REQUIRED TASK
Find the line containing "What does this". Return it and every line after it, unchanged, up to and including the last line.

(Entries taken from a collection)
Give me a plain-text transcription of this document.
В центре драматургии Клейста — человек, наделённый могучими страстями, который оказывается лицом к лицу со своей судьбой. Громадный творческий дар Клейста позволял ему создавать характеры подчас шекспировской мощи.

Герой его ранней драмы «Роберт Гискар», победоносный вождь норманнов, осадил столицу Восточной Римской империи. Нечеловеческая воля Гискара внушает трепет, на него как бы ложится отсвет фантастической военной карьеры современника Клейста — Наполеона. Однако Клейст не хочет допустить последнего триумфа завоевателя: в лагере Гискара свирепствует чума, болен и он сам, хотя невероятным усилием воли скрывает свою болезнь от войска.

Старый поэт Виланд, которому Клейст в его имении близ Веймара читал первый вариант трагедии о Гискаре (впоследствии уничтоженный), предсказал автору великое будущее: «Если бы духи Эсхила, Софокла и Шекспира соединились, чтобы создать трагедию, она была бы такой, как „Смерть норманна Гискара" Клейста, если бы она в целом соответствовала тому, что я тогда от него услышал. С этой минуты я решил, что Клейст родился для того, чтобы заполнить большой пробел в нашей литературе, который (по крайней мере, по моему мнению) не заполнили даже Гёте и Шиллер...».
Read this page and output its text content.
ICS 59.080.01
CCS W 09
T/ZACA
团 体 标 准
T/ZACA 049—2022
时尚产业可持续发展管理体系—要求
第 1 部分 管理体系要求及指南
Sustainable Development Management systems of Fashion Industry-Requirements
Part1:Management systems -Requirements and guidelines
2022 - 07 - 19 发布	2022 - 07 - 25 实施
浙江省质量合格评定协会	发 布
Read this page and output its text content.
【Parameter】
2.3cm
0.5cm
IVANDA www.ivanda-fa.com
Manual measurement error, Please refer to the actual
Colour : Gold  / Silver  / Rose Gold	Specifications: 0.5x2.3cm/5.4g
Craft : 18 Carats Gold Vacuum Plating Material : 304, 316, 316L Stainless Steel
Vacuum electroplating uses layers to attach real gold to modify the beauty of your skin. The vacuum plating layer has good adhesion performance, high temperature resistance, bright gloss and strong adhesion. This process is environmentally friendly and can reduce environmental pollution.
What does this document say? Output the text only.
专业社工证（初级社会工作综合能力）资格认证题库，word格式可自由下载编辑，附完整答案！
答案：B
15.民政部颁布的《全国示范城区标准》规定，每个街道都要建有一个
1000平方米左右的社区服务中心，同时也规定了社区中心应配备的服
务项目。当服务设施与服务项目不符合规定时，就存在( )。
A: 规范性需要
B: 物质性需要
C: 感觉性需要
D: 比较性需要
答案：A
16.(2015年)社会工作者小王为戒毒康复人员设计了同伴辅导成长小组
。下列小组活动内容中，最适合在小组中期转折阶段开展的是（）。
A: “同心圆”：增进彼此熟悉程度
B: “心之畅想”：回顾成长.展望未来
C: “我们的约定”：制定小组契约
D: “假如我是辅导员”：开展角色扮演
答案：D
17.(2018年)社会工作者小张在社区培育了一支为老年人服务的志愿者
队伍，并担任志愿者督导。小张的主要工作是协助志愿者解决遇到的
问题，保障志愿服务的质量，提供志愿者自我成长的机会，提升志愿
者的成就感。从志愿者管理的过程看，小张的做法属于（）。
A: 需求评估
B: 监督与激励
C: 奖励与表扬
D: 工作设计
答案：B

EXERCISE RESPONSE
What does this document say? Output the text only.
专业社工证（初级社会工作综合能力）资格认证题库，word格式可自由下载编辑，附完整答案！
答案：B
15.民政部颁布的《全国示范城区标准》规定，每个街道都要建有一个
1000平方米左右的社区服务中心，同时也规定了社区中心应配备的服
务项目。当服务设施与服务项目不符合规定时，就存在( )。
A: 规范性需要
B: 物质性需要
C: 感觉性需要
D: 比较性需要
答案：A
16.(2015年)社会工作者小王为戒毒康复人员设计了同伴辅导成长小组
。下列小组活动内容中，最适合在小组中期转折阶段开展的是（）。
A: “同心圆”：增进彼此熟悉程度
B: “心之畅想”：回顾成长.展望未来
C: “我们的约定”：制定小组契约
D: “假如我是辅导员”：开展角色扮演
答案：D
17.(2018年)社会工作者小张在社区培育了一支为老年人服务的志愿者
队伍，并担任志愿者督导。小张的主要工作是协助志愿者解决遇到的
问题，保障志愿服务的质量，提供志愿者自我成长的机会，提升志愿
者的成就感。从志愿者管理的过程看，小张的做法属于（）。
A: 需求评估
B: 监督与激励
C: 奖励与表扬
D: 工作设计
答案：B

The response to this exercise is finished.